Records:
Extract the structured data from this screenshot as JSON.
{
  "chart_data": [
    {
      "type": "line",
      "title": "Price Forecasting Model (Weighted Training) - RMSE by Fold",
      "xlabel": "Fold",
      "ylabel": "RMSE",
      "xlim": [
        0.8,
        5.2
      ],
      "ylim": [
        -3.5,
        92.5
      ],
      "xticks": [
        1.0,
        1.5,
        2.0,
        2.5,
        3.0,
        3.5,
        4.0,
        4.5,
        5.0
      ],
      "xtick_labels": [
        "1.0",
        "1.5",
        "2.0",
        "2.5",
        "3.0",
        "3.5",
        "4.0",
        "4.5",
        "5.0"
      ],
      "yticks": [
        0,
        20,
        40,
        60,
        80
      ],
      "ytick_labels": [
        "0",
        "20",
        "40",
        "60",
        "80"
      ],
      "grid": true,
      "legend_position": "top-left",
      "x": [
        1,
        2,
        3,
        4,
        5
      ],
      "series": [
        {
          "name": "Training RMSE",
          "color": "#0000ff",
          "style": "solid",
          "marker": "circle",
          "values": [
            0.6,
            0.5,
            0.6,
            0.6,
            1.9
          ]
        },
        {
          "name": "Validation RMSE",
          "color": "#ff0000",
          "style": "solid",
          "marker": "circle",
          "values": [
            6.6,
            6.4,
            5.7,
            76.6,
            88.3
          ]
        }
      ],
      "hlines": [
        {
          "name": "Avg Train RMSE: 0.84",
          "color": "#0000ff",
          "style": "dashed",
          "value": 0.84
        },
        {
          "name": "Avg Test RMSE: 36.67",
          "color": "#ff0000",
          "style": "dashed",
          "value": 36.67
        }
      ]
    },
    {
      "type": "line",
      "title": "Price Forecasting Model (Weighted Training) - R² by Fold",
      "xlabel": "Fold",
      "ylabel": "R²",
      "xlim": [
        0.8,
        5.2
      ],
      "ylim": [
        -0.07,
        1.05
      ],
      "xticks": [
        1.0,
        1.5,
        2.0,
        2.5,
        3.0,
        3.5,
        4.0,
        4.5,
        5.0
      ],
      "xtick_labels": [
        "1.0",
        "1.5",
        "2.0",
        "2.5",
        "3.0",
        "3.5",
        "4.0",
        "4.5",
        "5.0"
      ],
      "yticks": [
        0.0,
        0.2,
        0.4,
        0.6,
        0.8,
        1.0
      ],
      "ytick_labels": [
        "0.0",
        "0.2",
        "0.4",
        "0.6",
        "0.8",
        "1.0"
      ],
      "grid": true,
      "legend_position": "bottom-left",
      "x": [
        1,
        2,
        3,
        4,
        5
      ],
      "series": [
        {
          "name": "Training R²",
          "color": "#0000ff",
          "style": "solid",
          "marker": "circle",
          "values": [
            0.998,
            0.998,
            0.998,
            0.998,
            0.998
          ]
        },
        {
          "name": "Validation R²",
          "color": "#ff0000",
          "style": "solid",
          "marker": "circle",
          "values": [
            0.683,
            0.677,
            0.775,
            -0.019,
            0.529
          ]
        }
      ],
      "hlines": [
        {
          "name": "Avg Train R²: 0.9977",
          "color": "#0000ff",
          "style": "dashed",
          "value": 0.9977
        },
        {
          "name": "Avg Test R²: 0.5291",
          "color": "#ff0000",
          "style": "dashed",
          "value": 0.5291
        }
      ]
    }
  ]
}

#### [What you have to do]
From the records above, please extract every line and repeat it exactly.

#### [Output for this exercise]
Extract the structured data from this screenshot as JSON.
{
  "chart_data": [
    {
      "type": "line",
      "title": "Price Forecasting Model (Weighted Training) - RMSE by Fold",
      "xlabel": "Fold",
      "ylabel": "RMSE",
      "xlim": [
        0.8,
        5.2
      ],
      "ylim": [
        -3.5,
        92.5
      ],
      "xticks": [
        1.0,
        1.5,
        2.0,
        2.5,
        3.0,
        3.5,
        4.0,
        4.5,
        5.0
      ],
      "xtick_labels": [
        "1.0",
        "1.5",
        "2.0",
        "2.5",
        "3.0",
        "3.5",
        "4.0",
        "4.5",
        "5.0"
      ],
      "yticks": [
        0,
        20,
        40,
        60,
        80
      ],
      "ytick_labels": [
        "0",
        "20",
        "40",
        "60",
        "80"
      ],
      "grid": true,
      "legend_position": "top-left",
      "x": [
        1,
        2,
        3,
        4,
        5
      ],
      "series": [
        {
          "name": "Training RMSE",
          "color": "#0000ff",
          "style": "solid",
          "marker": "circle",
          "values": [
            0.6,
            0.5,
            0.6,
            0.6,
            1.9
          ]
        },
        {
          "name": "Validation RMSE",
          "color": "#ff0000",
          "style": "solid",
          "marker": "circle",
          "values": [
            6.6,
            6.4,
            5.7,
            76.6,
            88.3
          ]
        }
      ],
      "hlines": [
        {
          "name": "Avg Train RMSE: 0.84",
          "color": "#0000ff",
          "style": "dashed",
          "value": 0.84
        },
        {
          "name": "Avg Test RMSE: 36.67",
          "color": "#ff0000",
          "style": "dashed",
          "value": 36.67
        }
      ]
    },
    {
      "type": "line",
      "title": "Price Forecasting Model (Weighted Training) - R² by Fold",
      "xlabel": "Fold",
      "ylabel": "R²",
      "xlim": [
        0.8,
        5.2
      ],
      "ylim": [
        -0.07,
        1.05
      ],
      "xticks": [
        1.0,
        1.5,
        2.0,
        2.5,
        3.0,
        3.5,
        4.0,
        4.5,
        5.0
      ],
      "xtick_labels": [
        "1.0",
        "1.5",
        "2.0",
        "2.5",
        "3.0",
        "3.5",
        "4.0",
        "4.5",
        "5.0"
      ],
      "yticks": [
        0.0,
        0.2,
        0.4,
        0.6,
        0.8,
        1.0
      ],
      "ytick_labels": [
        "0.0",
        "0.2",
        "0.4",
        "0.6",
        "0.8",
        "1.0"
      ],
      "grid": true,
      "legend_position": "bottom-left",
      "x": [
        1,
        2,
        3,
        4,
        5
      ],
      "series": [
        {
          "name": "Training R²",
          "color": "#0000ff",
          "style": "solid",
          "marker": "circle",
          "values": [
            0.998,
            0.998,
            0.998,
            0.998,
            0.998
          ]
        },
        {
          "name": "Validation R²",
          "color": "#ff0000",
          "style": "solid",
          "marker": "circle",
          "values": [
            0.683,
            0.677,
            0.775,
            -0.019,
            0.529
          ]
        }
      ],
      "hlines": [
        {
          "name": "Avg Train R²: 0.9977",
          "color": "#0000ff",
          "style": "dashed",
          "value": 0.9977
        },
        {
          "name": "Avg Test R²: 0.5291",
          "color": "#ff0000",
          "style": "dashed",
          "value": 0.5291
        }
      ]
    }
  ]
}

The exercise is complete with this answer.